Instructions to follow >>
Restate every line of the material, word for word.

Input material >>
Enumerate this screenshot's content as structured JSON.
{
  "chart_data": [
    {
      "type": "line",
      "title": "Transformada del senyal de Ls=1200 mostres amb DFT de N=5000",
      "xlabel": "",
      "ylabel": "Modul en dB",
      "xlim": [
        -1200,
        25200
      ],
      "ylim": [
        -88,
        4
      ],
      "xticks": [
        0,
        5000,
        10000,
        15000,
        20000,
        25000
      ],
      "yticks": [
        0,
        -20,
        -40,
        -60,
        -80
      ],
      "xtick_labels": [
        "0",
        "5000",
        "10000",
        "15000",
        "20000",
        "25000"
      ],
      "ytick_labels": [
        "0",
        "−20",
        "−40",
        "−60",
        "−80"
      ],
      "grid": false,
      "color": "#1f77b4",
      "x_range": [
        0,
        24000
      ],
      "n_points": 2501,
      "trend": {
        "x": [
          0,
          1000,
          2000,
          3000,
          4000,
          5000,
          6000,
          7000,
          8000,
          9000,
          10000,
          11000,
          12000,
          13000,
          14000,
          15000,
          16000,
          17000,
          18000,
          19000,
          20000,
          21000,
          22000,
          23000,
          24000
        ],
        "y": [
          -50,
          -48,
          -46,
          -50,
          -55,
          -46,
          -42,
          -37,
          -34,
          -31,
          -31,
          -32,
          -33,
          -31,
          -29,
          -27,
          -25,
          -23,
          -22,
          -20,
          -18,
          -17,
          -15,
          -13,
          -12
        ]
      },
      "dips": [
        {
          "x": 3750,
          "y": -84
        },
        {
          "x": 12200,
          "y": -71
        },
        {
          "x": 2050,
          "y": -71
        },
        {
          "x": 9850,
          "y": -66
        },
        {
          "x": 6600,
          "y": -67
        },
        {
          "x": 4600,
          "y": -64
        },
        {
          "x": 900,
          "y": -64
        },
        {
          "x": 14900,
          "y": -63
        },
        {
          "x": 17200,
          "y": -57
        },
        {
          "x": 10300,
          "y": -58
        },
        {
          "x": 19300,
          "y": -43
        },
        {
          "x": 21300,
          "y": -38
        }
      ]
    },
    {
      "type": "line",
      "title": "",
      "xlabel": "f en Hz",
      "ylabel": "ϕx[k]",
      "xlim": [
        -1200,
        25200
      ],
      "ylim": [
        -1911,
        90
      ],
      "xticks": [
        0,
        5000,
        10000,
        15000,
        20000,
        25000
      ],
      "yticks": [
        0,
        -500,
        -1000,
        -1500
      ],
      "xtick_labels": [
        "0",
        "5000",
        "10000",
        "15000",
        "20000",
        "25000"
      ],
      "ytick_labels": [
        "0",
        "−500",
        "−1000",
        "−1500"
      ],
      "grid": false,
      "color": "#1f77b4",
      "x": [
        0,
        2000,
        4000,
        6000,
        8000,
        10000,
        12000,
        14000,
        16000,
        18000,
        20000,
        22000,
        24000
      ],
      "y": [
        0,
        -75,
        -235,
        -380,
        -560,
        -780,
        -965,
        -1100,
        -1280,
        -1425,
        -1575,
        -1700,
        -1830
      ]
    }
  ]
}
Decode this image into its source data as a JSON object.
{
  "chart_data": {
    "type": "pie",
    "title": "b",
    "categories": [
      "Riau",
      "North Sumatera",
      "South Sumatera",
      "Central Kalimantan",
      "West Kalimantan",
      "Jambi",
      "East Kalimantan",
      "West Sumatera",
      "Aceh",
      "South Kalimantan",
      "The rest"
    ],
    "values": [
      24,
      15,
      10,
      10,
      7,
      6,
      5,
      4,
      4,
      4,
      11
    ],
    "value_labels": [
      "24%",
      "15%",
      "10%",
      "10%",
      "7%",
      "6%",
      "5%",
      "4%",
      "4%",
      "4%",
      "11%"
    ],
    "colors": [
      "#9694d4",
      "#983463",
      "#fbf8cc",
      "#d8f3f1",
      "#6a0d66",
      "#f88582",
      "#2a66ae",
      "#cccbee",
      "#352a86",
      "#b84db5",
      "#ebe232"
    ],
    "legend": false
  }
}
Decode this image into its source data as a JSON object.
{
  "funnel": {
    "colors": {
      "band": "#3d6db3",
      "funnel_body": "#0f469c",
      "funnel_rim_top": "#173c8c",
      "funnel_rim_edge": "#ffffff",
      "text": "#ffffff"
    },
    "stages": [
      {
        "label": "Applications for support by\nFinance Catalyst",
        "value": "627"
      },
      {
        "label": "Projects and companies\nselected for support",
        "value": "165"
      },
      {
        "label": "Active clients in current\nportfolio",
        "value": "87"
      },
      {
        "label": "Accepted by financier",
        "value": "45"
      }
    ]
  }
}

The response >>
Enumerate this screenshot's content as structured JSON.
{
  "chart_data": [
    {
      "type": "line",
      "title": "Transformada del senyal de Ls=1200 mostres amb DFT de N=5000",
      "xlabel": "",
      "ylabel": "Modul en dB",
      "xlim": [
        -1200,
        25200
      ],
      "ylim": [
        -88,
        4
      ],
      "xticks": [
        0,
        5000,
        10000,
        15000,
        20000,
        25000
      ],
      "yticks": [
        0,
        -20,
        -40,
        -60,
        -80
      ],
      "xtick_labels": [
        "0",
        "5000",
        "10000",
        "15000",
        "20000",
        "25000"
      ],
      "ytick_labels": [
        "0",
        "−20",
        "−40",
        "−60",
        "−80"
      ],
      "grid": false,
      "color": "#1f77b4",
      "x_range": [
        0,
        24000
      ],
      "n_points": 2501,
      "trend": {
        "x": [
          0,
          1000,
          2000,
          3000,
          4000,
          5000,
          6000,
          7000,
          8000,
          9000,
          10000,
          11000,
          12000,
          13000,
          14000,
          15000,
          16000,
          17000,
          18000,
          19000,
          20000,
          21000,
          22000,
          23000,
          24000
        ],
        "y": [
          -50,
          -48,
          -46,
          -50,
          -55,
          -46,
          -42,
          -37,
          -34,
          -31,
          -31,
          -32,
          -33,
          -31,
          -29,
          -27,
          -25,
          -23,
          -22,
          -20,
          -18,
          -17,
          -15,
          -13,
          -12
        ]
      },
      "dips": [
        {
          "x": 3750,
          "y": -84
        },
        {
          "x": 12200,
          "y": -71
        },
        {
          "x": 2050,
          "y": -71
        },
        {
          "x": 9850,
          "y": -66
        },
        {
          "x": 6600,
          "y": -67
        },
        {
          "x": 4600,
          "y": -64
        },
        {
          "x": 900,
          "y": -64
        },
        {
          "x": 14900,
          "y": -63
        },
        {
          "x": 17200,
          "y": -57
        },
        {
          "x": 10300,
          "y": -58
        },
        {
          "x": 19300,
          "y": -43
        },
        {
          "x": 21300,
          "y": -38
        }
      ]
    },
    {
      "type": "line",
      "title": "",
      "xlabel": "f en Hz",
      "ylabel": "ϕx[k]",
      "xlim": [
        -1200,
        25200
      ],
      "ylim": [
        -1911,
        90
      ],
      "xticks": [
        0,
        5000,
        10000,
        15000,
        20000,
        25000
      ],
      "yticks": [
        0,
        -500,
        -1000,
        -1500
      ],
      "xtick_labels": [
        "0",
        "5000",
        "10000",
        "15000",
        "20000",
        "25000"
      ],
      "ytick_labels": [
        "0",
        "−500",
        "−1000",
        "−1500"
      ],
      "grid": false,
      "color": "#1f77b4",
      "x": [
        0,
        2000,
        4000,
        6000,
        8000,
        10000,
        12000,
        14000,
        16000,
        18000,
        20000,
        22000,
        24000
      ],
      "y": [
        0,
        -75,
        -235,
        -380,
        -560,
        -780,
        -965,
        -1100,
        -1280,
        -1425,
        -1575,
        -1700,
        -1830
      ]
    }
  ]
}
Decode this image into its source data as a JSON object.
{
  "chart_data": {
    "type": "pie",
    "title": "b",
    "categories": [
      "Riau",
      "North Sumatera",
      "South Sumatera",
      "Central Kalimantan",
      "West Kalimantan",
      "Jambi",
      "East Kalimantan",
      "West Sumatera",
      "Aceh",
      "South Kalimantan",
      "The rest"
    ],
    "values": [
      24,
      15,
      10,
      10,
      7,
      6,
      5,
      4,
      4,
      4,
      11
    ],
    "value_labels": [
      "24%",
      "15%",
      "10%",
      "10%",
      "7%",
      "6%",
      "5%",
      "4%",
      "4%",
      "4%",
      "11%"
    ],
    "colors": [
      "#9694d4",
      "#983463",
      "#fbf8cc",
      "#d8f3f1",
      "#6a0d66",
      "#f88582",
      "#2a66ae",
      "#cccbee",
      "#352a86",
      "#b84db5",
      "#ebe232"
    ],
    "legend": false
  }
}
Decode this image into its source data as a JSON object.
{
  "funnel": {
    "colors": {
      "band": "#3d6db3",
      "funnel_body": "#0f469c",
      "funnel_rim_top": "#173c8c",
      "funnel_rim_edge": "#ffffff",
      "text": "#ffffff"
    },
    "stages": [
      {
        "label": "Applications for support by\nFinance Catalyst",
        "value": "627"
      },
      {
        "label": "Projects and companies\nselected for support",
        "value": "165"
      },
      {
        "label": "Active clients in current\nportfolio",
        "value": "87"
      },
      {
        "label": "Accepted by financier",
        "value": "45"
      }
    ]
  }
}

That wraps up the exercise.